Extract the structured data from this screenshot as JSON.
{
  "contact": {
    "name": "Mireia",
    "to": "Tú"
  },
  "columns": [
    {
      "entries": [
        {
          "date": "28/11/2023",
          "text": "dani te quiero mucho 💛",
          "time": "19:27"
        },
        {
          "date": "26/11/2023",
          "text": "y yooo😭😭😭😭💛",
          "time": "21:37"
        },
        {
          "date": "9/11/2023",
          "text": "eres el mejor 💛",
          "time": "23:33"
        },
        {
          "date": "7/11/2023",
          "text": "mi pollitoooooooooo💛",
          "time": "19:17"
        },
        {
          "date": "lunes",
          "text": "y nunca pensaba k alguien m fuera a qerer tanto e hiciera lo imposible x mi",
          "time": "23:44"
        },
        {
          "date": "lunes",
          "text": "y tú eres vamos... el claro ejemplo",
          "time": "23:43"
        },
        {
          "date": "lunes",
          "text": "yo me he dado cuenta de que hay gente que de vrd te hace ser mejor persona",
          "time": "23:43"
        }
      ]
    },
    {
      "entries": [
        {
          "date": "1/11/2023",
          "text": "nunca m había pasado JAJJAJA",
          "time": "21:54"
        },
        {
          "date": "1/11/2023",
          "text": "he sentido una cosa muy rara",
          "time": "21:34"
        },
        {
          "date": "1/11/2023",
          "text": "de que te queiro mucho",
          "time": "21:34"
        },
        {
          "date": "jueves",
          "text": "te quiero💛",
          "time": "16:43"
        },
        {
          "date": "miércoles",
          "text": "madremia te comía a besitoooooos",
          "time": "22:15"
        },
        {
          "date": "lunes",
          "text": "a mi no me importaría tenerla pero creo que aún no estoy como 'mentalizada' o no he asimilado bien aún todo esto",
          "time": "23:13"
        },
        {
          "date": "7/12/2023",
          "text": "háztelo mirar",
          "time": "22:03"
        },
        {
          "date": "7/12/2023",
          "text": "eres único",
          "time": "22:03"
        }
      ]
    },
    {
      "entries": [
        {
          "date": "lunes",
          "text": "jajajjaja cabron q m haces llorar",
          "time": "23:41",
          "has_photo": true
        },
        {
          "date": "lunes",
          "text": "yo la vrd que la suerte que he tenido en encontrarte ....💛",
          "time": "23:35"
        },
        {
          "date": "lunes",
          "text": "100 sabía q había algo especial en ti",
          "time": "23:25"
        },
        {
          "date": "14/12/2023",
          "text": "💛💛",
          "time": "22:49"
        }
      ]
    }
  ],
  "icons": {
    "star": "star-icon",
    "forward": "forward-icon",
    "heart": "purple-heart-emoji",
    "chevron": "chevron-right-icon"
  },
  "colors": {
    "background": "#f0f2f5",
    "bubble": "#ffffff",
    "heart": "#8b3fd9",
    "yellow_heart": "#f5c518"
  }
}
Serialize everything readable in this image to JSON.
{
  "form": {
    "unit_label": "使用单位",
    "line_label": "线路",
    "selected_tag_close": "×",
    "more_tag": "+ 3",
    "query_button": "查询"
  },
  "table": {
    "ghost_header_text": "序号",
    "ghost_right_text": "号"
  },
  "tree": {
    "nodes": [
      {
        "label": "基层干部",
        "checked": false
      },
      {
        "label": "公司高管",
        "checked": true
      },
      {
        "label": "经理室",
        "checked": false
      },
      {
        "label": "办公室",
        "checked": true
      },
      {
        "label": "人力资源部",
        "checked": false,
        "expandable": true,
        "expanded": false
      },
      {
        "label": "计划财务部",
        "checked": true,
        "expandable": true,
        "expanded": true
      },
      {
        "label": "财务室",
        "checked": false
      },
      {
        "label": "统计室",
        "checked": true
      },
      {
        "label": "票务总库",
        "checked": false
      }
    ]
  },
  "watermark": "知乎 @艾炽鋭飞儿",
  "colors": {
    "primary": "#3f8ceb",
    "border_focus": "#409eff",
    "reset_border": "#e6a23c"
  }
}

#####

> _REQUIREMENTS_:
Within the listing above, find every line containing the string "quiero" and return it.

> _OUTPUT FOR THIS TASK_:
          "text": "dani te quiero mucho 💛",
          "text": "te quiero💛",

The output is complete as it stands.